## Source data
· · · · ·
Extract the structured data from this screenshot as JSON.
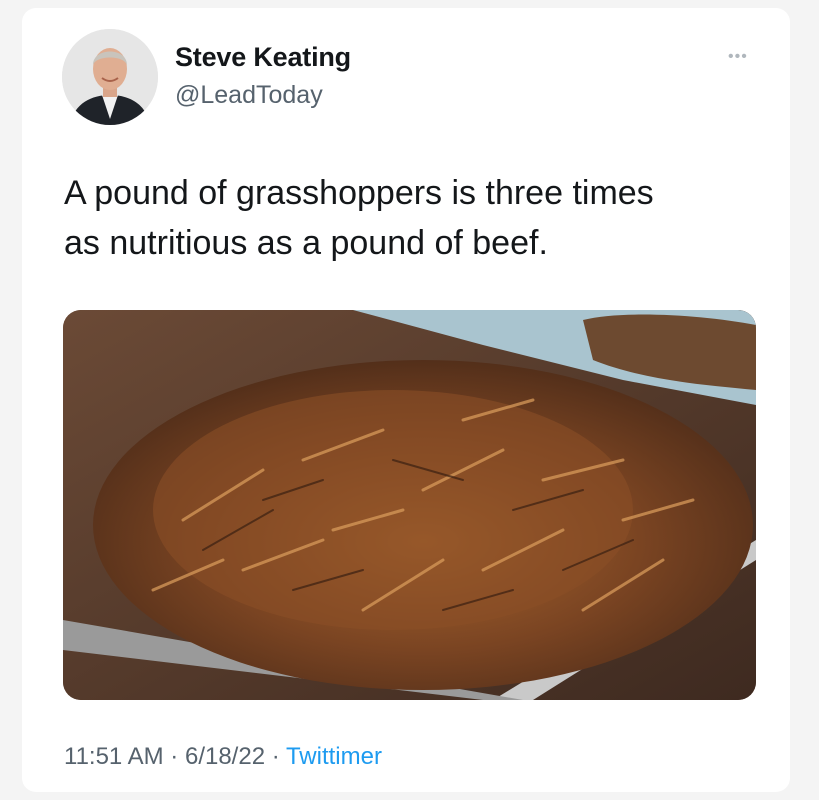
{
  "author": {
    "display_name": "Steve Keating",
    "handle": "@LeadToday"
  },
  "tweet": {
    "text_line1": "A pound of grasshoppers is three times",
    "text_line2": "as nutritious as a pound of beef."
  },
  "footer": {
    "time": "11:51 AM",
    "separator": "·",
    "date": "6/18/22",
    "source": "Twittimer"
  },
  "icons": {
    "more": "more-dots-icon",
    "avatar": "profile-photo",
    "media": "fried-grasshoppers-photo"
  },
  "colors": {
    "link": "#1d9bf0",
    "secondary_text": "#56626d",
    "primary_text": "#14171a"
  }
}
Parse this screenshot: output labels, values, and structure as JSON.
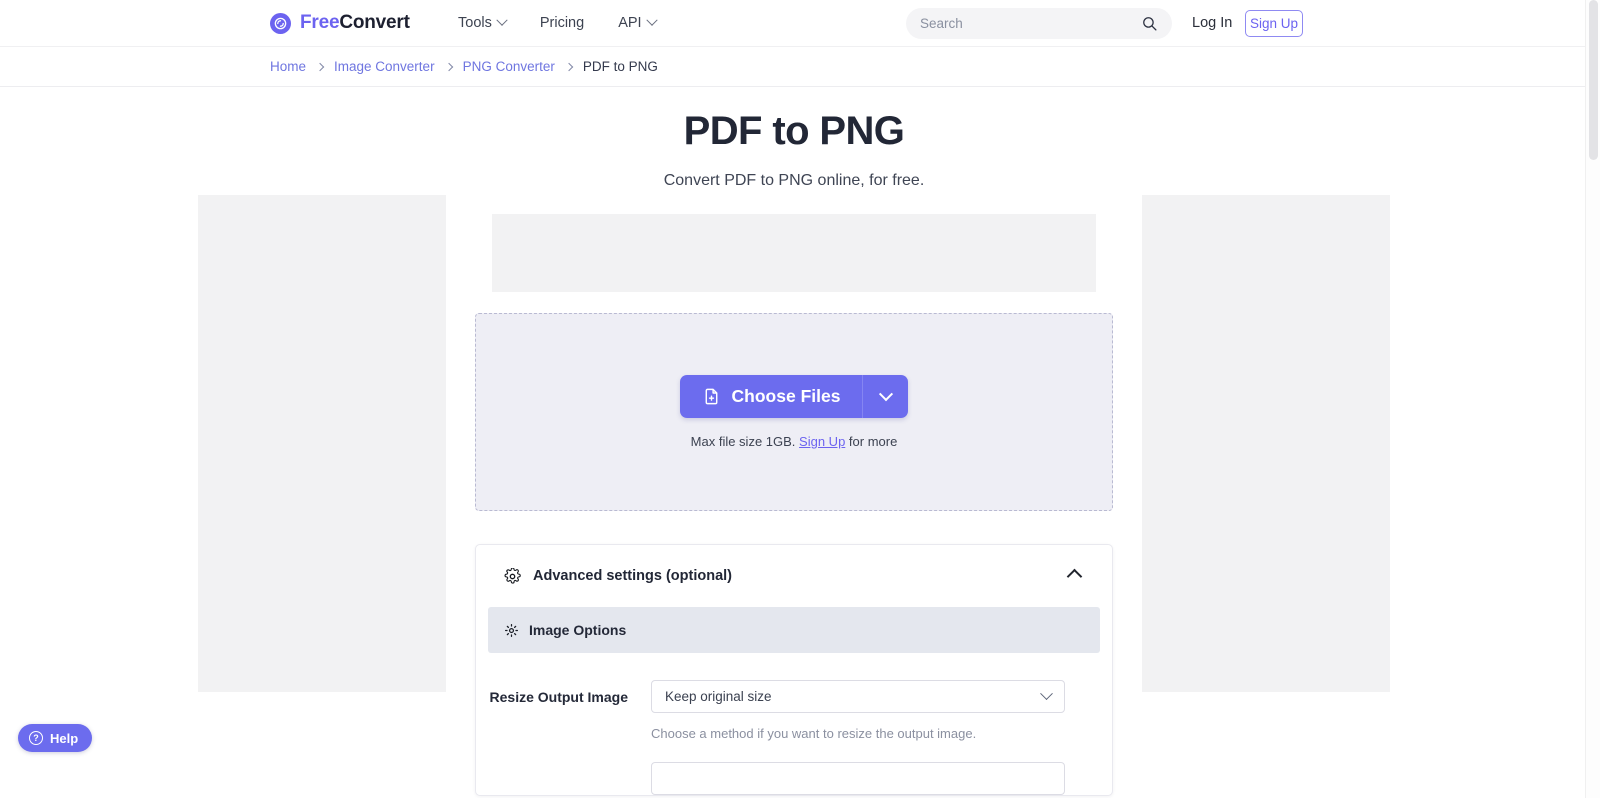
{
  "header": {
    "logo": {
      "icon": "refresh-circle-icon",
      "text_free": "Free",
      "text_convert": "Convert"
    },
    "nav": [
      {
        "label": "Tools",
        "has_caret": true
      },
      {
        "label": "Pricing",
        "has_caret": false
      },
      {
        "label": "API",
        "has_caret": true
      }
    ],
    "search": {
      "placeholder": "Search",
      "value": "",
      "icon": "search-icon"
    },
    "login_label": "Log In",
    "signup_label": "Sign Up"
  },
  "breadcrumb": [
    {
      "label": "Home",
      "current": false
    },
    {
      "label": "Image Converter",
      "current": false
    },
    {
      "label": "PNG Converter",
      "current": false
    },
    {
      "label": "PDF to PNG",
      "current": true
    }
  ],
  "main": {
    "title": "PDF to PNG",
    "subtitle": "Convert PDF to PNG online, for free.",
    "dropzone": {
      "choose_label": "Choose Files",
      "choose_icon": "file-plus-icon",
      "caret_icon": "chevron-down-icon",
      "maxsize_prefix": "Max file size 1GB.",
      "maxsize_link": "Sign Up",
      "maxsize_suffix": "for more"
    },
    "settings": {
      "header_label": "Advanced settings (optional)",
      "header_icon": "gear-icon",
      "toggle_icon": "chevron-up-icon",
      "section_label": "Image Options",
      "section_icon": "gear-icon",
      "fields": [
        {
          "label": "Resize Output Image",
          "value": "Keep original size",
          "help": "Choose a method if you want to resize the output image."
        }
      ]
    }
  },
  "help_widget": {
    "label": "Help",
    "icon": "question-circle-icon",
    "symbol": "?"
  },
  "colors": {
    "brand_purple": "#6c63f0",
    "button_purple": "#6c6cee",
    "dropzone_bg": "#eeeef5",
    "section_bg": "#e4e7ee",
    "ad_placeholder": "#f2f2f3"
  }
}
· · · · ·
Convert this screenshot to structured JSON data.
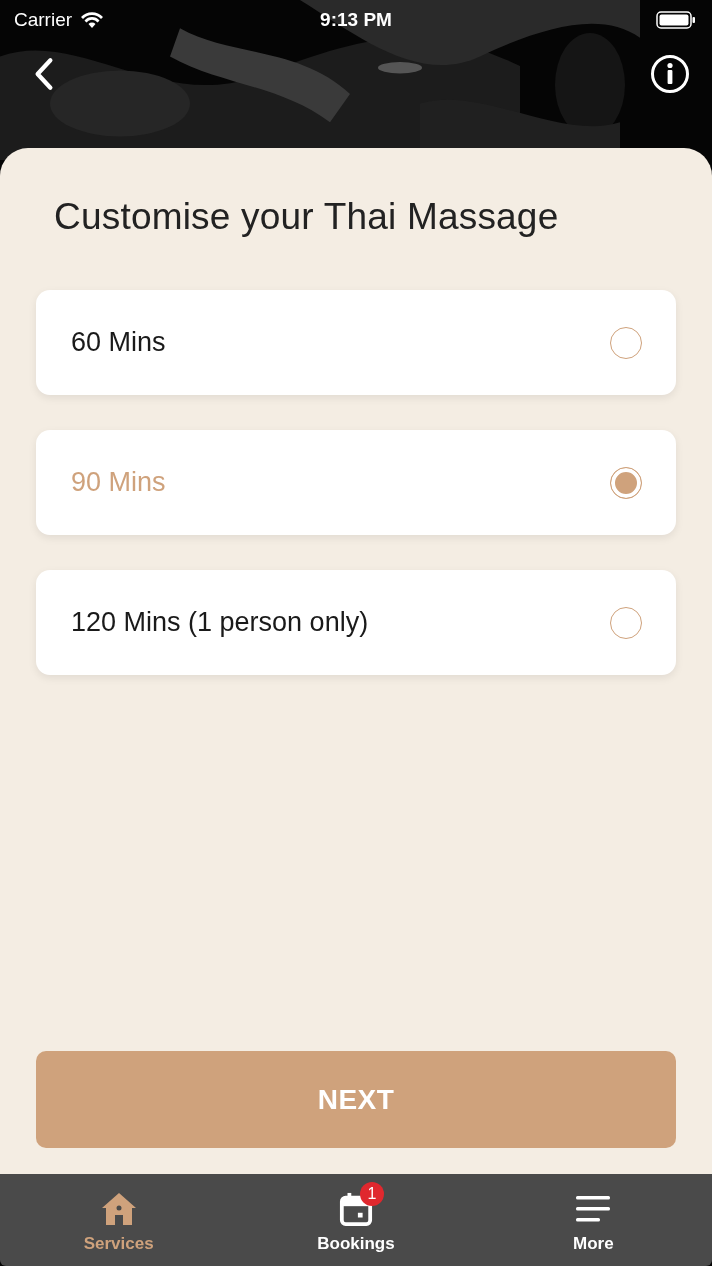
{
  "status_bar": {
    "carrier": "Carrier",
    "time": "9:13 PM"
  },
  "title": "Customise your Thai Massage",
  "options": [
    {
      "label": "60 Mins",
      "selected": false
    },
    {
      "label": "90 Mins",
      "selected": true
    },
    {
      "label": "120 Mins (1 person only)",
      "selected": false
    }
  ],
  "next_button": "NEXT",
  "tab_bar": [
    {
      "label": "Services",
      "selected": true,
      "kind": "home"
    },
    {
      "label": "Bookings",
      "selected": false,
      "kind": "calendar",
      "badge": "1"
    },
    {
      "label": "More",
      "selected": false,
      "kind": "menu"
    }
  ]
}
· · · · ·
## Task goal
Which lines hold the word "photo"? Copy every one of them.

## Answer below
    "avatar": "profile-photo",
    "media": "fried-grasshoppers-photo"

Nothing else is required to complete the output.